## EXERCISE
Among the entries below, find the lines with the word "Genes" and return them.

## RECORDS PROVIDED

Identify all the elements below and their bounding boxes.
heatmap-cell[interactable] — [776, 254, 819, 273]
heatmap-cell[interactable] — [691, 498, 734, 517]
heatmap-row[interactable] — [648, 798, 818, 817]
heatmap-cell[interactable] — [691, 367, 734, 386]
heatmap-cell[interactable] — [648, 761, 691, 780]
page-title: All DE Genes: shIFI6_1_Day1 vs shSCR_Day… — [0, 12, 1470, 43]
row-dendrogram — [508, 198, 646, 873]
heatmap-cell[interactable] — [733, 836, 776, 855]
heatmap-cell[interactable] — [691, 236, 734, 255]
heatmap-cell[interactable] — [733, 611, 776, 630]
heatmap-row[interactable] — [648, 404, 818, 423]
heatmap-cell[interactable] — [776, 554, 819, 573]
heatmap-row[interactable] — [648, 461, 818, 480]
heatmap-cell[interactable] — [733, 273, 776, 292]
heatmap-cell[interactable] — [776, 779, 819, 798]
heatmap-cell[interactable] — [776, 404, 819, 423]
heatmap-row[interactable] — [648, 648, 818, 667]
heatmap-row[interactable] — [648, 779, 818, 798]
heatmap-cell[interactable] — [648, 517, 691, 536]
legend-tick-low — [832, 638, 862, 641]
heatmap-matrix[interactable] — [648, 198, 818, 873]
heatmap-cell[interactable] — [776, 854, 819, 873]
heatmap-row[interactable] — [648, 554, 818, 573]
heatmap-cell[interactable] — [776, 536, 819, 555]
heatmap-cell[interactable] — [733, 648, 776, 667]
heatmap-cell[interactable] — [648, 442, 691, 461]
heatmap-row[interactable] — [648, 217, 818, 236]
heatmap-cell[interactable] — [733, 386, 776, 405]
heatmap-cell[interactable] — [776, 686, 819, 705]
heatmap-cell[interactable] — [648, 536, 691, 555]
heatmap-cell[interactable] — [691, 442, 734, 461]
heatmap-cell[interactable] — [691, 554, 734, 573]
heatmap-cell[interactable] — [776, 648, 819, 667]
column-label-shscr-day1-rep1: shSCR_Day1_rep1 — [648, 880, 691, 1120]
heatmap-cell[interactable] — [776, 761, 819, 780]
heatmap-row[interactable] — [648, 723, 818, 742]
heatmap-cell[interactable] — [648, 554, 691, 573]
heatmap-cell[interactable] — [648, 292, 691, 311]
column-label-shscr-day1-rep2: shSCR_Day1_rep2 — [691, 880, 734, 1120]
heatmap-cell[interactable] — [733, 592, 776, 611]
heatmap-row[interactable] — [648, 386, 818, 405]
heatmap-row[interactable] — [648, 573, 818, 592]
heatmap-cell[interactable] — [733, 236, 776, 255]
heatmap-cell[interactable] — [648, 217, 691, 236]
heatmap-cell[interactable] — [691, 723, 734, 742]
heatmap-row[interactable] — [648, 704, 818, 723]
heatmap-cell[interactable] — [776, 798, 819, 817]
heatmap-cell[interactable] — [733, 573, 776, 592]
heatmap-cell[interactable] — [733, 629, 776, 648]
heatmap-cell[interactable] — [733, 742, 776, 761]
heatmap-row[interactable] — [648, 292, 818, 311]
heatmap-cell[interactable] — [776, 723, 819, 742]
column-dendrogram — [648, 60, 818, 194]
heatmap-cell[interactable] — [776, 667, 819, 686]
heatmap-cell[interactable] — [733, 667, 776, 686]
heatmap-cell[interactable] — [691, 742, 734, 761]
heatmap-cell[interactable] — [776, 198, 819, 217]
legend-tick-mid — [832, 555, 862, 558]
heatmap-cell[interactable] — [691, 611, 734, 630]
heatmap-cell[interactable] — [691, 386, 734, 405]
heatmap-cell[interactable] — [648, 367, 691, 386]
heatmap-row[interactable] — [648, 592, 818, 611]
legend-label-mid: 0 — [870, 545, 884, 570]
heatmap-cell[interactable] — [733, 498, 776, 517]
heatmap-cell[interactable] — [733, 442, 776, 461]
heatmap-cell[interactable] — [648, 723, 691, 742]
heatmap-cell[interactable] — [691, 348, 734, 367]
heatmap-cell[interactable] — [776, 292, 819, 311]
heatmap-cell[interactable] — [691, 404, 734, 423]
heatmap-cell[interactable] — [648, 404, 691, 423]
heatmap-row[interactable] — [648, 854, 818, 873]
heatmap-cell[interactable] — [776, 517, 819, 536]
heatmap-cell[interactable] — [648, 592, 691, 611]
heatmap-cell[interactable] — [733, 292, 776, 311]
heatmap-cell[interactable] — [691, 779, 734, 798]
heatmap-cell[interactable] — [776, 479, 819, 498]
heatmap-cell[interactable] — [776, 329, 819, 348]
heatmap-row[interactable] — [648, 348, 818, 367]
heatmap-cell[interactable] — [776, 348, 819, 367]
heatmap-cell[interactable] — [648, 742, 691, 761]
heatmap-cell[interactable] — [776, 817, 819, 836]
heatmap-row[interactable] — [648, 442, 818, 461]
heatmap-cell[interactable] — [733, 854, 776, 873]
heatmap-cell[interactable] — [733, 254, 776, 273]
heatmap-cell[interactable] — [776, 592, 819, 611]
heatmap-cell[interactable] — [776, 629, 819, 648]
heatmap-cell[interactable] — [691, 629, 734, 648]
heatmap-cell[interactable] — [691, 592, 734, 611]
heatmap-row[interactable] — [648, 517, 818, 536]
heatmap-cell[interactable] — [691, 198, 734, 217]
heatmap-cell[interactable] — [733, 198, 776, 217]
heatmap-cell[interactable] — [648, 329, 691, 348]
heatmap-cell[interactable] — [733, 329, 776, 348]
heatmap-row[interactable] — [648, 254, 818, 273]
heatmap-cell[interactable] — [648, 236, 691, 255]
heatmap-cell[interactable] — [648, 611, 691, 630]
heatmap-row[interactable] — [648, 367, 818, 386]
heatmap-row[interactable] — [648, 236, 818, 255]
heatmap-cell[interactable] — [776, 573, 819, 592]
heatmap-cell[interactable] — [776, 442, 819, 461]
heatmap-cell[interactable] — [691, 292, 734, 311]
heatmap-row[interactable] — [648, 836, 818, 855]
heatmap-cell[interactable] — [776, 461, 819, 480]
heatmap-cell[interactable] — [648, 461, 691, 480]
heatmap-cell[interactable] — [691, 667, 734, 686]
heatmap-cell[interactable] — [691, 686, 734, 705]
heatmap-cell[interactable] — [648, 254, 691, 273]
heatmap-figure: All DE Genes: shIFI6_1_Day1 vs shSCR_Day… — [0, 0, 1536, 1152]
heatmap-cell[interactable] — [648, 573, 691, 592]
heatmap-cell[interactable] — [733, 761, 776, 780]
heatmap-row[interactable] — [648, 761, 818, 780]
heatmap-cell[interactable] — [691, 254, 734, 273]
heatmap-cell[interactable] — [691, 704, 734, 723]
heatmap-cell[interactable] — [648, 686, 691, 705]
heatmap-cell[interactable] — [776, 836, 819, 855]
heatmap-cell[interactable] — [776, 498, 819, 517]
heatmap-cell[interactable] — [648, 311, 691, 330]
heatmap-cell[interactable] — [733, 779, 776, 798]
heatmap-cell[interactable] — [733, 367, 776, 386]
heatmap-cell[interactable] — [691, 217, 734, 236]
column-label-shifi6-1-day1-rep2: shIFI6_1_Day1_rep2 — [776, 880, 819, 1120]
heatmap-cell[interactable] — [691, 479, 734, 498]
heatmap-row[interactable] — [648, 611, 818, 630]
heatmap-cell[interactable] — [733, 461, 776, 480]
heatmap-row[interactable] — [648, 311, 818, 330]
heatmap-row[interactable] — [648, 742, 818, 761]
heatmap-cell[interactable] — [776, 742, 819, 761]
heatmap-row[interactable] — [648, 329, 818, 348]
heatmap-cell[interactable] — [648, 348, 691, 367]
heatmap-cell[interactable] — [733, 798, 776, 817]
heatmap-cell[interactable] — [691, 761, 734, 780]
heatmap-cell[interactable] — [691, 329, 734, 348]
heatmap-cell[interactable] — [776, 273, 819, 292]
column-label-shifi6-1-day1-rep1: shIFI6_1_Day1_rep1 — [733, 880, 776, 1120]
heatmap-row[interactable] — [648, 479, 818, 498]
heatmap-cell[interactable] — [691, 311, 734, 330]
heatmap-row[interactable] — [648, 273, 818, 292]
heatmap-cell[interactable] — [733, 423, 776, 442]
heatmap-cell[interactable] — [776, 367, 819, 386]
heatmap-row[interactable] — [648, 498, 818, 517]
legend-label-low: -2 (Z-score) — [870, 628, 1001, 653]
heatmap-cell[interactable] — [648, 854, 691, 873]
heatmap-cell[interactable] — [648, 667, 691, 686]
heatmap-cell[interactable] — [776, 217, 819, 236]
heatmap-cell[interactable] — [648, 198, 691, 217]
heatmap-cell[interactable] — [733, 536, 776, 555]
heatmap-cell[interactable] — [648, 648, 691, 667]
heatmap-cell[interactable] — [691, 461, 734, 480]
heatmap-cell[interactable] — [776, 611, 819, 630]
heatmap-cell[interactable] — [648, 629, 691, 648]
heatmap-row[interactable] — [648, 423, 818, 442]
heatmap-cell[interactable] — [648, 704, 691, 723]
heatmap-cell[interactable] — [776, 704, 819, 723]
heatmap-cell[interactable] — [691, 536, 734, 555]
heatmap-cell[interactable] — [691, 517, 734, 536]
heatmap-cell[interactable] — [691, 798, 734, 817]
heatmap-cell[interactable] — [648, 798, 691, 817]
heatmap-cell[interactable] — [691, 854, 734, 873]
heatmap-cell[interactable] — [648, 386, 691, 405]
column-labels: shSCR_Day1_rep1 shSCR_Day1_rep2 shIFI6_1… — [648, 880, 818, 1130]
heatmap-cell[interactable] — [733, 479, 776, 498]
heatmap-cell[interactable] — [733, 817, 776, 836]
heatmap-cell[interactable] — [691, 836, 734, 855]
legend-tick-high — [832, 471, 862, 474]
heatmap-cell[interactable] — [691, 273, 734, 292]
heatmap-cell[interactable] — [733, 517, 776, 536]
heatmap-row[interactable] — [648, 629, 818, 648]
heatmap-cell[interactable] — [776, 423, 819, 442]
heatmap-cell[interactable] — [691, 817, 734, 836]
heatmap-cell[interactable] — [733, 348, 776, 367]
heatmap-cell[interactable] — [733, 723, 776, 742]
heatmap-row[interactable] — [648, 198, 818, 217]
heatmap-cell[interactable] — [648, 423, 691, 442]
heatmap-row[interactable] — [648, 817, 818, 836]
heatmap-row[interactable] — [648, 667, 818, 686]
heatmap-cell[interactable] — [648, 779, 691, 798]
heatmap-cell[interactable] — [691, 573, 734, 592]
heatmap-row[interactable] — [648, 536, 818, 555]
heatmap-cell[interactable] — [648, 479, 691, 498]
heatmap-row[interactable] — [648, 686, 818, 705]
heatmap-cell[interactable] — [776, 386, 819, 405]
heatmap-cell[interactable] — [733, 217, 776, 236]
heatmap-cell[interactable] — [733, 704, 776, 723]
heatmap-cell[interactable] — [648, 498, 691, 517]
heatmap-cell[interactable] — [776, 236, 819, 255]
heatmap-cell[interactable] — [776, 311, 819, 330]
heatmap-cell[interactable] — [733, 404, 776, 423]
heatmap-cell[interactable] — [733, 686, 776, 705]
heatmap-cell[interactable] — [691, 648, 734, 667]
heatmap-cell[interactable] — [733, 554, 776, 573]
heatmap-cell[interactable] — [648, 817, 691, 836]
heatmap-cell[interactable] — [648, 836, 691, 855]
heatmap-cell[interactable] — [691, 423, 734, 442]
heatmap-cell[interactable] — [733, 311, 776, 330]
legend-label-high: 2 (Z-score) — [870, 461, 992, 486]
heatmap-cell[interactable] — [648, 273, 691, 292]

## RESULT FOR THIS EXERCISE
page-title: All DE Genes: shIFI6_1_Day1 vs shSCR_Day… — [0, 12, 1470, 43]
heatmap-figure: All DE Genes: shIFI6_1_Day1 vs shSCR_Day… — [0, 0, 1536, 1152]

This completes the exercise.